Work instructions: From the records below, extract all the text exactly and leave the images behind.

======== Data to process ========

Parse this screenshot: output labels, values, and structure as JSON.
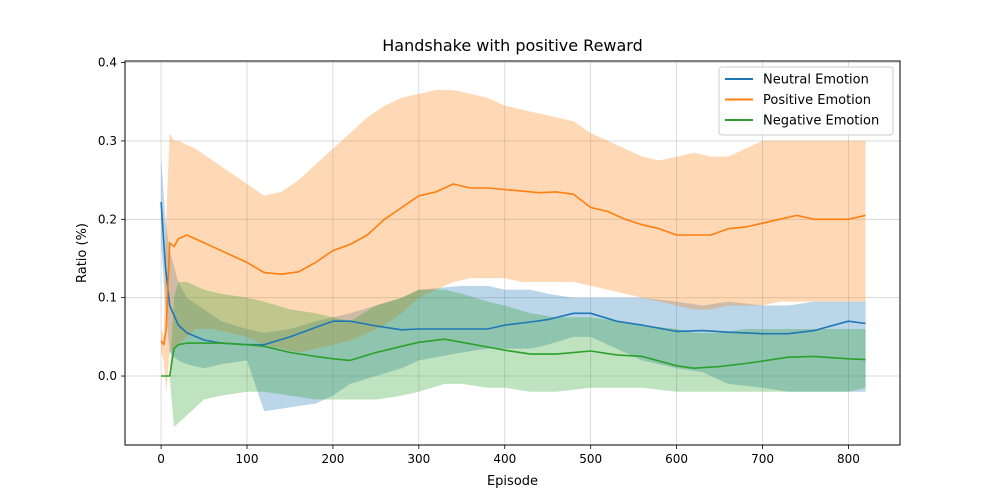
{
  "chart_data": {
    "type": "line",
    "title": "Handshake with positive Reward",
    "xlabel": "Episode",
    "ylabel": "Ratio (%)",
    "xlim": [
      -42,
      860
    ],
    "ylim": [
      -0.088,
      0.402
    ],
    "xticks": [
      0,
      100,
      200,
      300,
      400,
      500,
      600,
      700,
      800
    ],
    "yticks": [
      0.0,
      0.1,
      0.2,
      0.3,
      0.4
    ],
    "ytick_labels": [
      "0.0",
      "0.1",
      "0.2",
      "0.3",
      "0.4"
    ],
    "grid": true,
    "legend_position": "upper-right",
    "series": [
      {
        "name": "Neutral Emotion",
        "color": "#1f77b4",
        "x": [
          0,
          5,
          10,
          20,
          30,
          50,
          70,
          100,
          120,
          150,
          180,
          200,
          220,
          250,
          280,
          300,
          350,
          380,
          400,
          430,
          450,
          480,
          500,
          530,
          560,
          600,
          630,
          660,
          700,
          730,
          760,
          800,
          820
        ],
        "y": [
          0.222,
          0.14,
          0.09,
          0.065,
          0.055,
          0.046,
          0.042,
          0.04,
          0.04,
          0.05,
          0.062,
          0.07,
          0.07,
          0.064,
          0.059,
          0.06,
          0.06,
          0.06,
          0.065,
          0.069,
          0.072,
          0.08,
          0.08,
          0.07,
          0.065,
          0.057,
          0.058,
          0.056,
          0.054,
          0.054,
          0.058,
          0.07,
          0.067
        ],
        "upper": [
          0.28,
          0.2,
          0.16,
          0.12,
          0.1,
          0.085,
          0.07,
          0.06,
          0.055,
          0.06,
          0.07,
          0.075,
          0.08,
          0.09,
          0.1,
          0.11,
          0.115,
          0.115,
          0.11,
          0.11,
          0.105,
          0.1,
          0.1,
          0.1,
          0.1,
          0.095,
          0.09,
          0.095,
          0.09,
          0.09,
          0.095,
          0.095,
          0.095
        ],
        "lower": [
          0.17,
          0.09,
          0.03,
          0.02,
          0.015,
          0.01,
          0.015,
          0.02,
          -0.045,
          -0.04,
          -0.035,
          -0.025,
          -0.01,
          0.0,
          0.01,
          0.02,
          0.03,
          0.035,
          0.035,
          0.035,
          0.04,
          0.05,
          0.05,
          0.035,
          0.02,
          0.01,
          0.005,
          -0.01,
          -0.015,
          -0.02,
          -0.02,
          -0.02,
          -0.02
        ]
      },
      {
        "name": "Positive Emotion",
        "color": "#ff7f0e",
        "x": [
          0,
          3,
          6,
          10,
          15,
          20,
          30,
          40,
          60,
          80,
          100,
          120,
          140,
          160,
          180,
          200,
          220,
          240,
          260,
          280,
          300,
          320,
          340,
          360,
          380,
          400,
          420,
          440,
          460,
          480,
          500,
          520,
          540,
          560,
          580,
          600,
          620,
          640,
          660,
          680,
          700,
          720,
          740,
          760,
          780,
          800,
          820
        ],
        "y": [
          0.045,
          0.04,
          0.06,
          0.17,
          0.165,
          0.175,
          0.18,
          0.175,
          0.165,
          0.155,
          0.145,
          0.132,
          0.13,
          0.133,
          0.145,
          0.16,
          0.168,
          0.18,
          0.2,
          0.215,
          0.23,
          0.235,
          0.245,
          0.24,
          0.24,
          0.238,
          0.236,
          0.234,
          0.235,
          0.232,
          0.215,
          0.21,
          0.2,
          0.193,
          0.188,
          0.18,
          0.18,
          0.18,
          0.188,
          0.19,
          0.195,
          0.2,
          0.205,
          0.2,
          0.2,
          0.2,
          0.205
        ],
        "upper": [
          0.06,
          0.05,
          0.2,
          0.31,
          0.3,
          0.3,
          0.295,
          0.29,
          0.275,
          0.26,
          0.245,
          0.23,
          0.235,
          0.25,
          0.27,
          0.29,
          0.31,
          0.33,
          0.345,
          0.355,
          0.36,
          0.365,
          0.365,
          0.36,
          0.355,
          0.345,
          0.34,
          0.335,
          0.33,
          0.325,
          0.31,
          0.3,
          0.29,
          0.28,
          0.275,
          0.28,
          0.285,
          0.28,
          0.28,
          0.29,
          0.3,
          0.3,
          0.3,
          0.3,
          0.3,
          0.3,
          0.3
        ],
        "lower": [
          0.03,
          0.02,
          -0.02,
          0.03,
          0.035,
          0.04,
          0.05,
          0.06,
          0.06,
          0.055,
          0.05,
          0.04,
          0.035,
          0.03,
          0.035,
          0.04,
          0.045,
          0.055,
          0.065,
          0.08,
          0.1,
          0.11,
          0.12,
          0.125,
          0.125,
          0.125,
          0.12,
          0.12,
          0.12,
          0.12,
          0.115,
          0.11,
          0.105,
          0.1,
          0.095,
          0.09,
          0.085,
          0.085,
          0.09,
          0.09,
          0.09,
          0.095,
          0.095,
          0.095,
          0.095,
          0.095,
          0.095
        ]
      },
      {
        "name": "Negative Emotion",
        "color": "#2ca02c",
        "x": [
          0,
          5,
          10,
          15,
          20,
          30,
          50,
          70,
          100,
          120,
          150,
          180,
          200,
          220,
          250,
          280,
          300,
          330,
          350,
          380,
          400,
          430,
          460,
          500,
          530,
          560,
          600,
          620,
          650,
          680,
          700,
          730,
          760,
          800,
          820
        ],
        "y": [
          0.0,
          0.0,
          0.0,
          0.035,
          0.04,
          0.042,
          0.042,
          0.042,
          0.04,
          0.038,
          0.03,
          0.025,
          0.022,
          0.02,
          0.03,
          0.038,
          0.043,
          0.047,
          0.043,
          0.037,
          0.033,
          0.028,
          0.028,
          0.032,
          0.027,
          0.025,
          0.013,
          0.01,
          0.012,
          0.016,
          0.019,
          0.024,
          0.025,
          0.022,
          0.021
        ],
        "upper": [
          0.0,
          0.0,
          0.0,
          0.1,
          0.12,
          0.12,
          0.11,
          0.105,
          0.1,
          0.095,
          0.085,
          0.08,
          0.075,
          0.07,
          0.09,
          0.1,
          0.11,
          0.11,
          0.105,
          0.095,
          0.09,
          0.08,
          0.075,
          0.075,
          0.07,
          0.065,
          0.06,
          0.055,
          0.055,
          0.06,
          0.06,
          0.06,
          0.06,
          0.06,
          0.06
        ],
        "lower": [
          0.0,
          0.0,
          0.0,
          -0.065,
          -0.06,
          -0.05,
          -0.03,
          -0.025,
          -0.02,
          -0.02,
          -0.025,
          -0.03,
          -0.03,
          -0.03,
          -0.03,
          -0.025,
          -0.02,
          -0.01,
          -0.01,
          -0.015,
          -0.015,
          -0.02,
          -0.02,
          -0.015,
          -0.015,
          -0.015,
          -0.02,
          -0.02,
          -0.02,
          -0.02,
          -0.02,
          -0.02,
          -0.02,
          -0.02,
          -0.015
        ]
      }
    ]
  }
}
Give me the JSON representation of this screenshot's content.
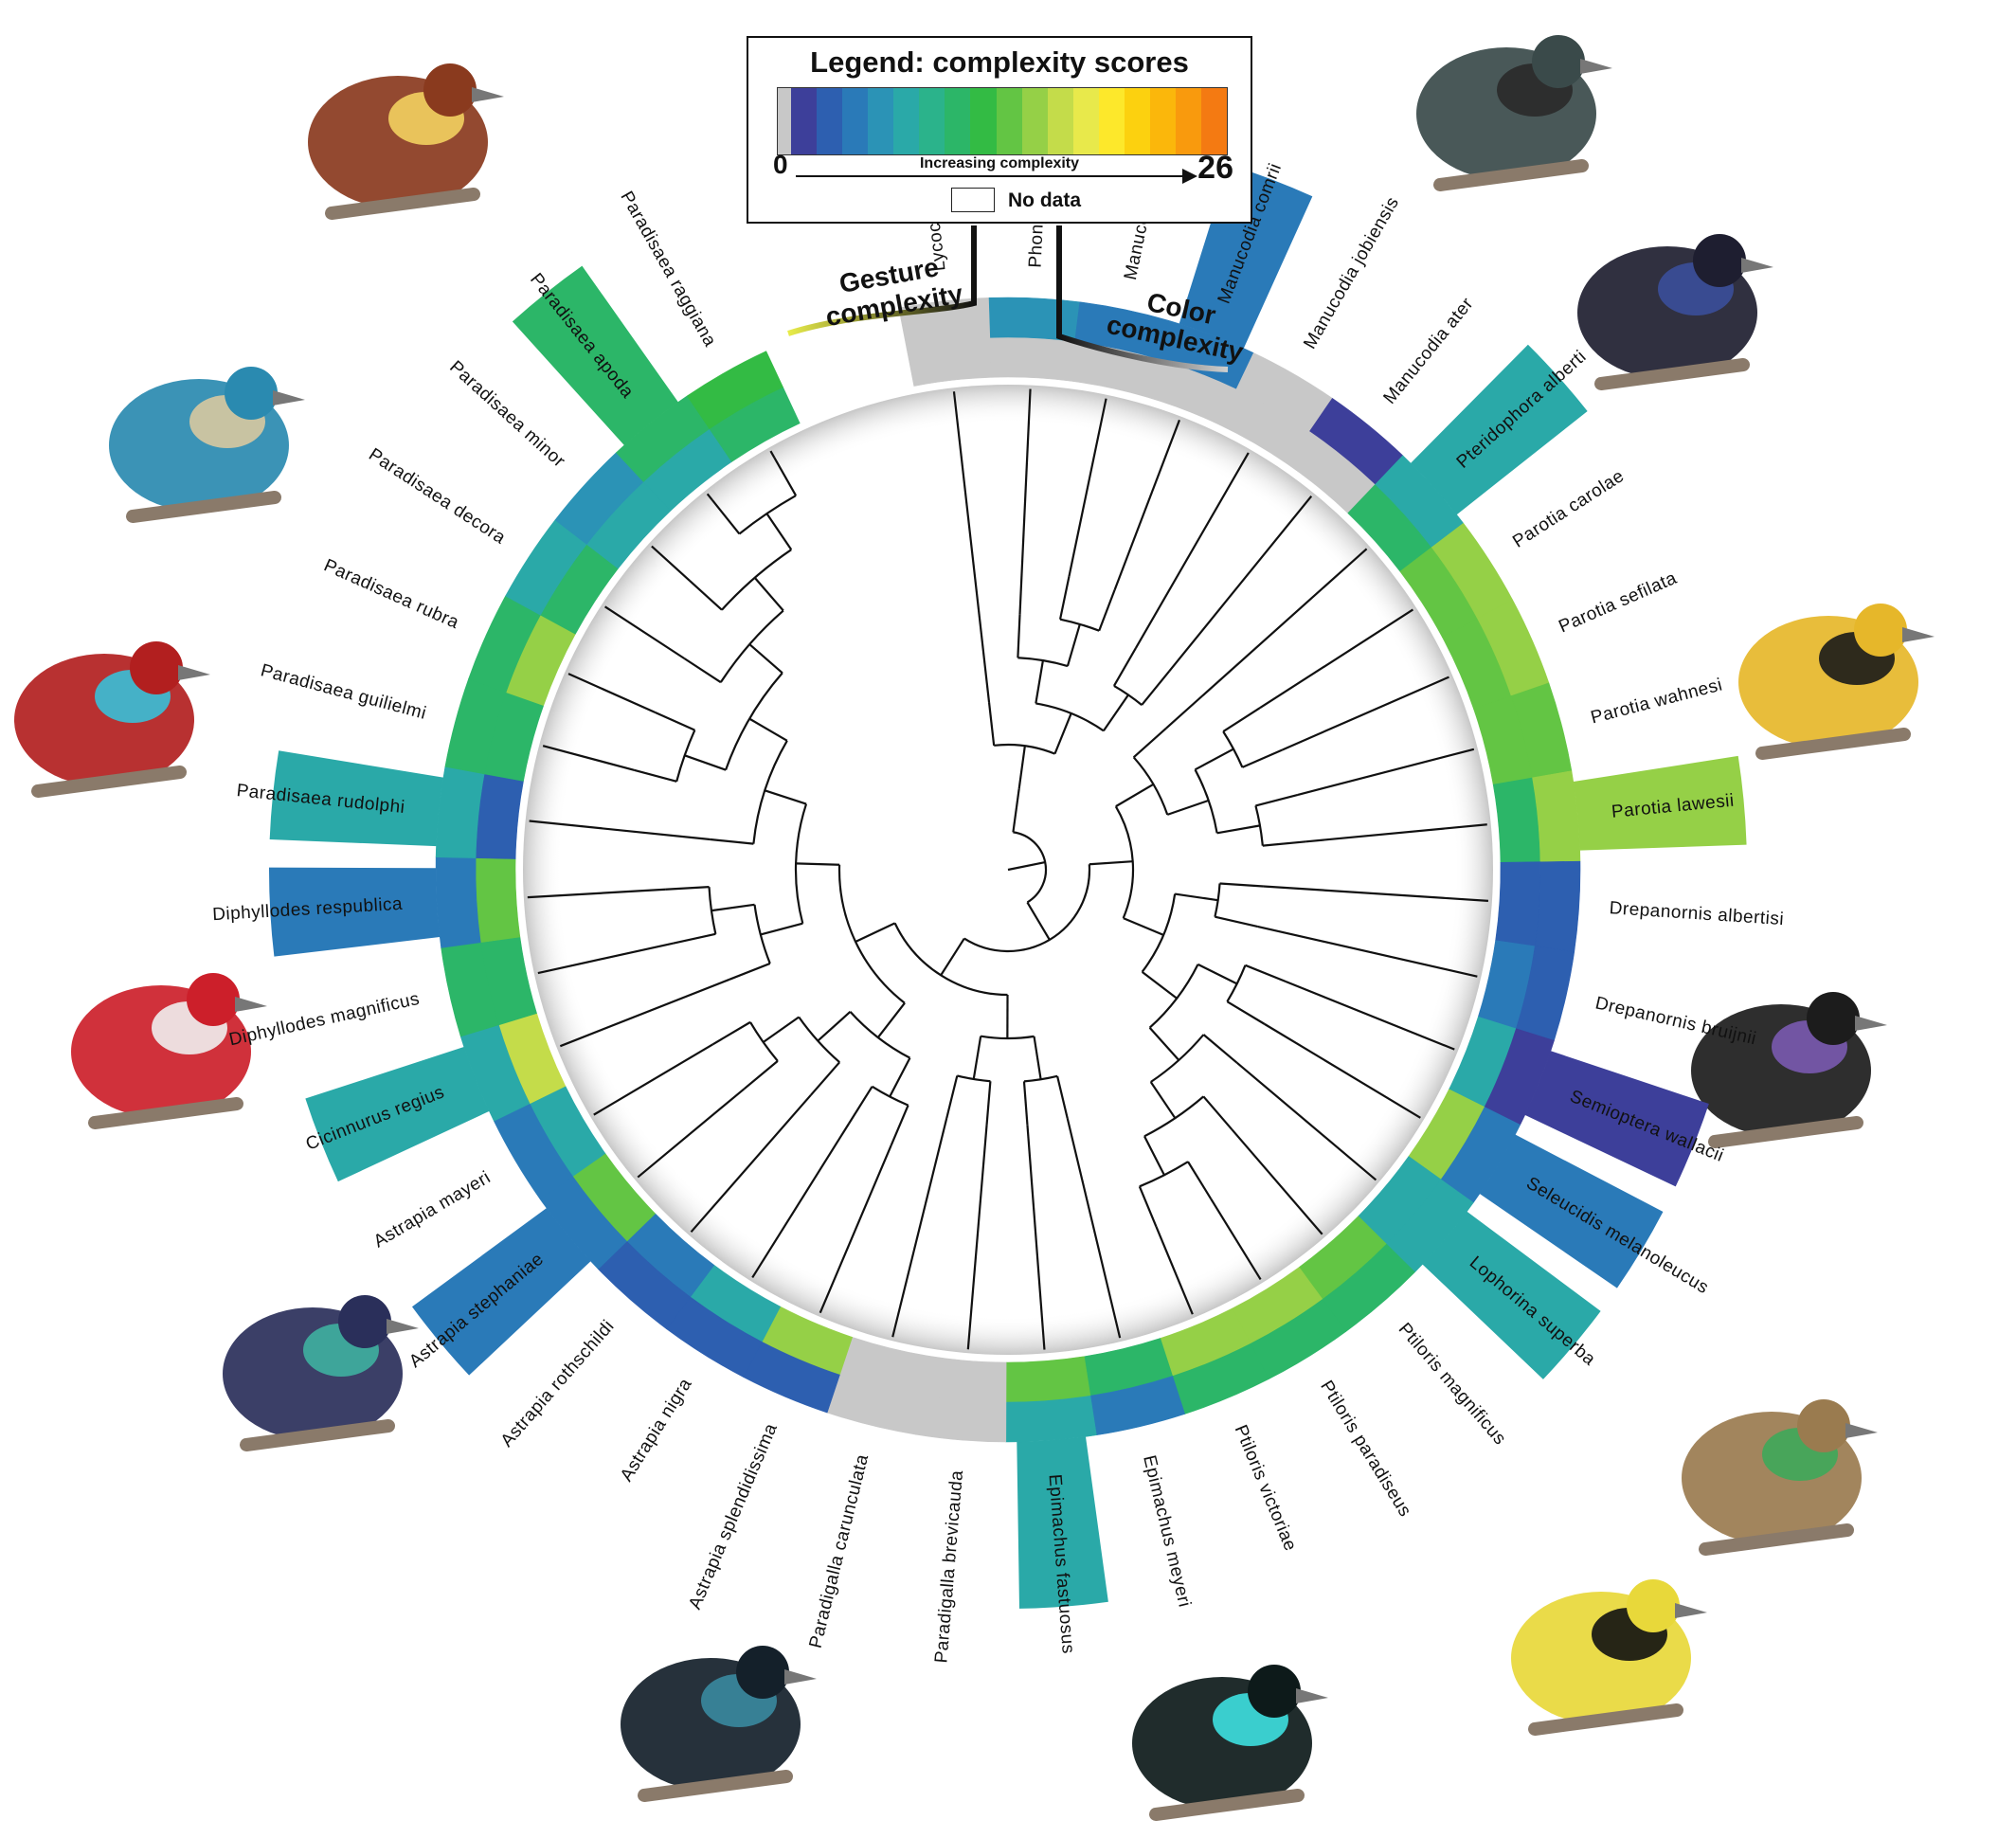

========

Answer in full:
Parse this screenshot: output labels, values, and structure as JSON.
{
  "chart_data": {
    "type": "line",
    "title": "Handshake with positive Reward",
    "xlabel": "Episode",
    "ylabel": "Ratio (%)",
    "xlim": [
      -42,
      860
    ],
    "ylim": [
      -0.088,
      0.402
    ],
    "xticks": [
      0,
      100,
      200,
      300,
      400,
      500,
      600,
      700,
      800
    ],
    "yticks": [
      0.0,
      0.1,
      0.2,
      0.3,
      0.4
    ],
    "ytick_labels": [
      "0.0",
      "0.1",
      "0.2",
      "0.3",
      "0.4"
    ],
    "grid": true,
    "legend_position": "upper-right",
    "series": [
      {
        "name": "Neutral Emotion",
        "color": "#1f77b4",
        "x": [
          0,
          5,
          10,
          20,
          30,
          50,
          70,
          100,
          120,
          150,
          180,
          200,
          220,
          250,
          280,
          300,
          350,
          380,
          400,
          430,
          450,
          480,
          500,
          530,
          560,
          600,
          630,
          660,
          700,
          730,
          760,
          800,
          820
        ],
        "y": [
          0.222,
          0.14,
          0.09,
          0.065,
          0.055,
          0.046,
          0.042,
          0.04,
          0.04,
          0.05,
          0.062,
          0.07,
          0.07,
          0.064,
          0.059,
          0.06,
          0.06,
          0.06,
          0.065,
          0.069,
          0.072,
          0.08,
          0.08,
          0.07,
          0.065,
          0.057,
          0.058,
          0.056,
          0.054,
          0.054,
          0.058,
          0.07,
          0.067
        ],
        "upper": [
          0.28,
          0.2,
          0.16,
          0.12,
          0.1,
          0.085,
          0.07,
          0.06,
          0.055,
          0.06,
          0.07,
          0.075,
          0.08,
          0.09,
          0.1,
          0.11,
          0.115,
          0.115,
          0.11,
          0.11,
          0.105,
          0.1,
          0.1,
          0.1,
          0.1,
          0.095,
          0.09,
          0.095,
          0.09,
          0.09,
          0.095,
          0.095,
          0.095
        ],
        "lower": [
          0.17,
          0.09,
          0.03,
          0.02,
          0.015,
          0.01,
          0.015,
          0.02,
          -0.045,
          -0.04,
          -0.035,
          -0.025,
          -0.01,
          0.0,
          0.01,
          0.02,
          0.03,
          0.035,
          0.035,
          0.035,
          0.04,
          0.05,
          0.05,
          0.035,
          0.02,
          0.01,
          0.005,
          -0.01,
          -0.015,
          -0.02,
          -0.02,
          -0.02,
          -0.02
        ]
      },
      {
        "name": "Positive Emotion",
        "color": "#ff7f0e",
        "x": [
          0,
          3,
          6,
          10,
          15,
          20,
          30,
          40,
          60,
          80,
          100,
          120,
          140,
          160,
          180,
          200,
          220,
          240,
          260,
          280,
          300,
          320,
          340,
          360,
          380,
          400,
          420,
          440,
          460,
          480,
          500,
          520,
          540,
          560,
          580,
          600,
          620,
          640,
          660,
          680,
          700,
          720,
          740,
          760,
          780,
          800,
          820
        ],
        "y": [
          0.045,
          0.04,
          0.06,
          0.17,
          0.165,
          0.175,
          0.18,
          0.175,
          0.165,
          0.155,
          0.145,
          0.132,
          0.13,
          0.133,
          0.145,
          0.16,
          0.168,
          0.18,
          0.2,
          0.215,
          0.23,
          0.235,
          0.245,
          0.24,
          0.24,
          0.238,
          0.236,
          0.234,
          0.235,
          0.232,
          0.215,
          0.21,
          0.2,
          0.193,
          0.188,
          0.18,
          0.18,
          0.18,
          0.188,
          0.19,
          0.195,
          0.2,
          0.205,
          0.2,
          0.2,
          0.2,
          0.205
        ],
        "upper": [
          0.06,
          0.05,
          0.2,
          0.31,
          0.3,
          0.3,
          0.295,
          0.29,
          0.275,
          0.26,
          0.245,
          0.23,
          0.235,
          0.25,
          0.27,
          0.29,
          0.31,
          0.33,
          0.345,
          0.355,
          0.36,
          0.365,
          0.365,
          0.36,
          0.355,
          0.345,
          0.34,
          0.335,
          0.33,
          0.325,
          0.31,
          0.3,
          0.29,
          0.28,
          0.275,
          0.28,
          0.285,
          0.28,
          0.28,
          0.29,
          0.3,
          0.3,
          0.3,
          0.3,
          0.3,
          0.3,
          0.3
        ],
        "lower": [
          0.03,
          0.02,
          -0.02,
          0.03,
          0.035,
          0.04,
          0.05,
          0.06,
          0.06,
          0.055,
          0.05,
          0.04,
          0.035,
          0.03,
          0.035,
          0.04,
          0.045,
          0.055,
          0.065,
          0.08,
          0.1,
          0.11,
          0.12,
          0.125,
          0.125,
          0.125,
          0.12,
          0.12,
          0.12,
          0.12,
          0.115,
          0.11,
          0.105,
          0.1,
          0.095,
          0.09,
          0.085,
          0.085,
          0.09,
          0.09,
          0.09,
          0.095,
          0.095,
          0.095,
          0.095,
          0.095,
          0.095
        ]
      },
      {
        "name": "Negative Emotion",
        "color": "#2ca02c",
        "x": [
          0,
          5,
          10,
          15,
          20,
          30,
          50,
          70,
          100,
          120,
          150,
          180,
          200,
          220,
          250,
          280,
          300,
          330,
          350,
          380,
          400,
          430,
          460,
          500,
          530,
          560,
          600,
          620,
          650,
          680,
          700,
          730,
          760,
          800,
          820
        ],
        "y": [
          0.0,
          0.0,
          0.0,
          0.035,
          0.04,
          0.042,
          0.042,
          0.042,
          0.04,
          0.038,
          0.03,
          0.025,
          0.022,
          0.02,
          0.03,
          0.038,
          0.043,
          0.047,
          0.043,
          0.037,
          0.033,
          0.028,
          0.028,
          0.032,
          0.027,
          0.025,
          0.013,
          0.01,
          0.012,
          0.016,
          0.019,
          0.024,
          0.025,
          0.022,
          0.021
        ],
        "upper": [
          0.0,
          0.0,
          0.0,
          0.1,
          0.12,
          0.12,
          0.11,
          0.105,
          0.1,
          0.095,
          0.085,
          0.08,
          0.075,
          0.07,
          0.09,
          0.1,
          0.11,
          0.11,
          0.105,
          0.095,
          0.09,
          0.08,
          0.075,
          0.075,
          0.07,
          0.065,
          0.06,
          0.055,
          0.055,
          0.06,
          0.06,
          0.06,
          0.06,
          0.06,
          0.06
        ],
        "lower": [
          0.0,
          0.0,
          0.0,
          -0.065,
          -0.06,
          -0.05,
          -0.03,
          -0.025,
          -0.02,
          -0.02,
          -0.025,
          -0.03,
          -0.03,
          -0.03,
          -0.03,
          -0.025,
          -0.02,
          -0.01,
          -0.01,
          -0.015,
          -0.015,
          -0.02,
          -0.02,
          -0.015,
          -0.015,
          -0.015,
          -0.02,
          -0.02,
          -0.02,
          -0.02,
          -0.02,
          -0.02,
          -0.02,
          -0.02,
          -0.015
        ]
      }
    ]
  }
}
Give me the JSON representation of this screenshot's content.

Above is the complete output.